What you will do –
Give only the number of lines below that contain the word "respect".

+++++

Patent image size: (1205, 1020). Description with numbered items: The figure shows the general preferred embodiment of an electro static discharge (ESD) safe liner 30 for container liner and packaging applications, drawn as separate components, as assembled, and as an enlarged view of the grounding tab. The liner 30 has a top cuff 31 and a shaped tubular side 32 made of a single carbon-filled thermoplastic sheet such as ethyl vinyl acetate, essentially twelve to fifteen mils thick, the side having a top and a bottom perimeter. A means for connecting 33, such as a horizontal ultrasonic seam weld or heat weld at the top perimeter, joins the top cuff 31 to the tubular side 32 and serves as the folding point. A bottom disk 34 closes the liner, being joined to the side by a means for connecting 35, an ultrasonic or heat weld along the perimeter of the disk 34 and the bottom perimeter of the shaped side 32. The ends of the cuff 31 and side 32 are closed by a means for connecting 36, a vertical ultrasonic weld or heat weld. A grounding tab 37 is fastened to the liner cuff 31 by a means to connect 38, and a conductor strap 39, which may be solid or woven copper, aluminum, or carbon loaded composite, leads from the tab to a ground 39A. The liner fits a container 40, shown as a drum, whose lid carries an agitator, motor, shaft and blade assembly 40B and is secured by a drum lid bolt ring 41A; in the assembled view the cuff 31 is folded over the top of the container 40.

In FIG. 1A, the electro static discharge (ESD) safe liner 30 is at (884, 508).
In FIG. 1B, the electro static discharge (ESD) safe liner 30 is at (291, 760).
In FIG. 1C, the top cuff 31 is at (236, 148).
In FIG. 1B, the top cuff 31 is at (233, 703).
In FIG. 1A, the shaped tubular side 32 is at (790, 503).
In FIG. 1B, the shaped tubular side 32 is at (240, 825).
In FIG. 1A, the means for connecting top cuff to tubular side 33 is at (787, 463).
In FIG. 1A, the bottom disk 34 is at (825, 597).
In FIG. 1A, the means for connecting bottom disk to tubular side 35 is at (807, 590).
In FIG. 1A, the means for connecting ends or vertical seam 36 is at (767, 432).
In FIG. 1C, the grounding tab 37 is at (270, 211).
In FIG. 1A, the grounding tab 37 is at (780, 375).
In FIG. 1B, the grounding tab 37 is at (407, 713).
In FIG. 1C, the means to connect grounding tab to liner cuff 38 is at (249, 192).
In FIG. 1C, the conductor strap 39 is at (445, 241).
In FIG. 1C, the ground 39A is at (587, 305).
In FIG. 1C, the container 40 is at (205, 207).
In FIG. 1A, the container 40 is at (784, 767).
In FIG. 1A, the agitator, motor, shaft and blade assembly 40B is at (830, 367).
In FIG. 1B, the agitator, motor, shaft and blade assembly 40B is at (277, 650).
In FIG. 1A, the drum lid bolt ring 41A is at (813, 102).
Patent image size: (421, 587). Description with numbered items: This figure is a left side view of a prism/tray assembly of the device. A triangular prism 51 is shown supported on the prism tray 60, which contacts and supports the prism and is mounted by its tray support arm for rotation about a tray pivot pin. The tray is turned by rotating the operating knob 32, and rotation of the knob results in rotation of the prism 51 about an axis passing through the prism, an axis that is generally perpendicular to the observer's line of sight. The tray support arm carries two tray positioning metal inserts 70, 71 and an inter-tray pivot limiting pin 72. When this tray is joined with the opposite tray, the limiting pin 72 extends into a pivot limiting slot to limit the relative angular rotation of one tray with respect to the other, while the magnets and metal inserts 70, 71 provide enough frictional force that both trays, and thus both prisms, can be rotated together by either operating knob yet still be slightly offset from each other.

+++++

The result –
1